Exercise. Copy out every line of the listing below word for word, leaving out the pictures.

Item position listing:

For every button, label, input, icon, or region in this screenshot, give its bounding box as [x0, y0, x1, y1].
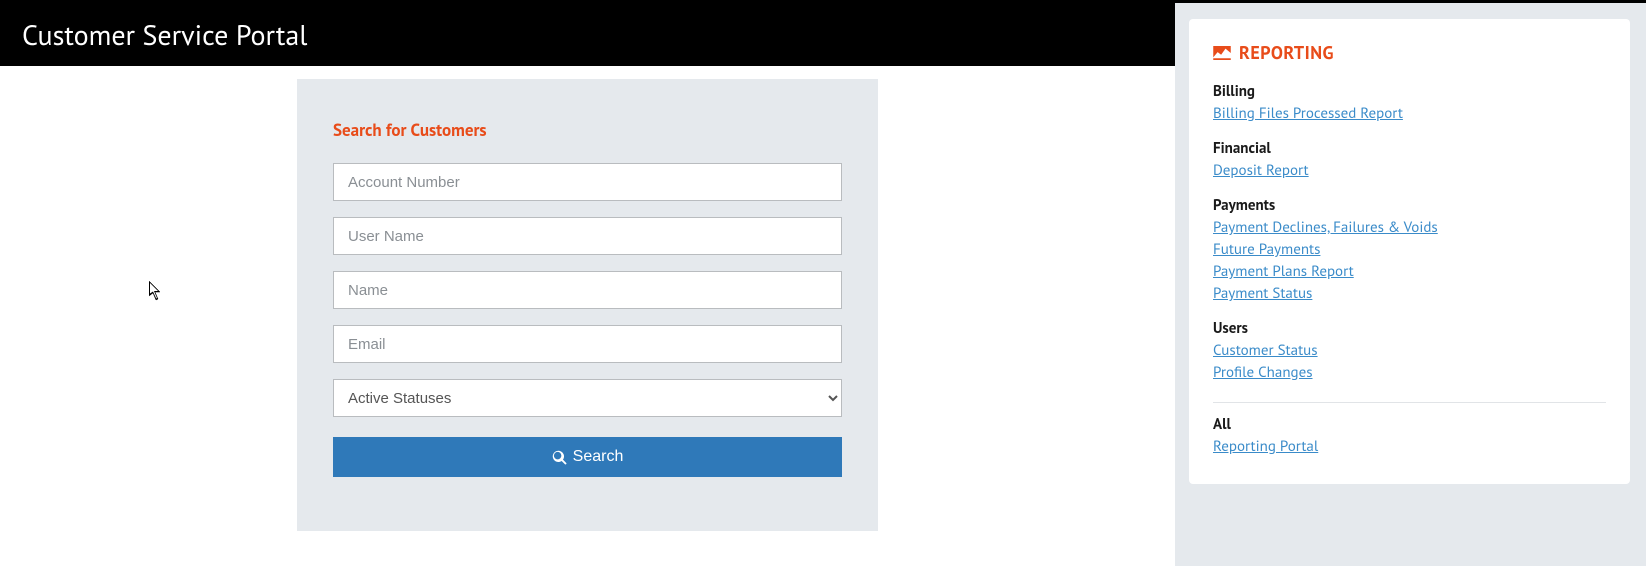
search-title: Search for Customers	[333, 119, 842, 141]
right-column: REPORTING Billing Billing Files Processe…	[1175, 3, 1646, 566]
reporting-card: REPORTING Billing Billing Files Processe…	[1189, 19, 1630, 484]
report-group-title: Billing	[1213, 82, 1606, 101]
report-link-billing-files[interactable]: Billing Files Processed Report	[1213, 103, 1403, 125]
report-group-title: Financial	[1213, 139, 1606, 158]
search-button-label: Search	[573, 448, 624, 466]
report-link-future-payments[interactable]: Future Payments	[1213, 239, 1320, 261]
name-input[interactable]	[333, 271, 842, 309]
report-link-reporting-portal[interactable]: Reporting Portal	[1213, 436, 1318, 458]
report-link-profile-changes[interactable]: Profile Changes	[1213, 362, 1313, 384]
search-icon	[552, 450, 567, 465]
user-name-input[interactable]	[333, 217, 842, 255]
report-link-deposit[interactable]: Deposit Report	[1213, 160, 1309, 182]
report-link-payment-status[interactable]: Payment Status	[1213, 283, 1312, 305]
report-group-title: Payments	[1213, 196, 1606, 215]
divider	[1213, 402, 1606, 403]
header-bar: Customer Service Portal	[0, 3, 1175, 66]
search-card: Search for Customers Active Statuses Sea…	[297, 79, 878, 531]
reporting-title: REPORTING	[1239, 41, 1334, 64]
email-input[interactable]	[333, 325, 842, 363]
report-link-payment-plans[interactable]: Payment Plans Report	[1213, 261, 1354, 283]
report-link-customer-status[interactable]: Customer Status	[1213, 340, 1318, 362]
area-chart-icon	[1213, 46, 1231, 60]
main-area: Customer Service Portal	[0, 3, 1175, 66]
report-link-payment-declines[interactable]: Payment Declines, Failures & Voids	[1213, 217, 1438, 239]
account-number-input[interactable]	[333, 163, 842, 201]
report-group-title: Users	[1213, 319, 1606, 338]
reporting-title-row: REPORTING	[1213, 41, 1606, 64]
cursor-icon	[149, 281, 163, 301]
status-select[interactable]: Active Statuses	[333, 379, 842, 417]
page-title: Customer Service Portal	[22, 16, 307, 53]
report-group-title: All	[1213, 415, 1606, 434]
search-button[interactable]: Search	[333, 437, 842, 477]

Answer below.
For every button, label, input, icon, or region in this screenshot, give its bounding box as [x0, y0, x1, y1].
search-title: Search for Customers	[333, 119, 842, 141]
right-column: REPORTING Billing Billing Files Processe…	[1175, 3, 1646, 566]
reporting-card: REPORTING Billing Billing Files Processe…	[1189, 19, 1630, 484]
report-group-title: Billing	[1213, 82, 1606, 101]
report-link-billing-files[interactable]: Billing Files Processed Report	[1213, 103, 1403, 125]
report-group-title: Financial	[1213, 139, 1606, 158]
search-button-label: Search	[573, 448, 624, 466]
report-link-future-payments[interactable]: Future Payments	[1213, 239, 1320, 261]
name-input[interactable]	[333, 271, 842, 309]
report-link-reporting-portal[interactable]: Reporting Portal	[1213, 436, 1318, 458]
report-link-profile-changes[interactable]: Profile Changes	[1213, 362, 1313, 384]
search-icon	[552, 450, 567, 465]
user-name-input[interactable]	[333, 217, 842, 255]
report-link-deposit[interactable]: Deposit Report	[1213, 160, 1309, 182]
report-link-payment-status[interactable]: Payment Status	[1213, 283, 1312, 305]
report-group-title: Payments	[1213, 196, 1606, 215]
divider	[1213, 402, 1606, 403]
header-bar: Customer Service Portal	[0, 3, 1175, 66]
search-card: Search for Customers Active Statuses Sea…	[297, 79, 878, 531]
reporting-title: REPORTING	[1239, 41, 1334, 64]
email-input[interactable]	[333, 325, 842, 363]
report-link-payment-plans[interactable]: Payment Plans Report	[1213, 261, 1354, 283]
report-link-customer-status[interactable]: Customer Status	[1213, 340, 1318, 362]
area-chart-icon	[1213, 46, 1231, 60]
main-area: Customer Service Portal	[0, 3, 1175, 66]
report-link-payment-declines[interactable]: Payment Declines, Failures & Voids	[1213, 217, 1438, 239]
account-number-input[interactable]	[333, 163, 842, 201]
report-group-title: Users	[1213, 319, 1606, 338]
reporting-title-row: REPORTING	[1213, 41, 1606, 64]
cursor-icon	[149, 281, 163, 301]
status-select[interactable]: Active Statuses	[333, 379, 842, 417]
page-title: Customer Service Portal	[22, 16, 307, 53]
report-group-title: All	[1213, 415, 1606, 434]
search-button[interactable]: Search	[333, 437, 842, 477]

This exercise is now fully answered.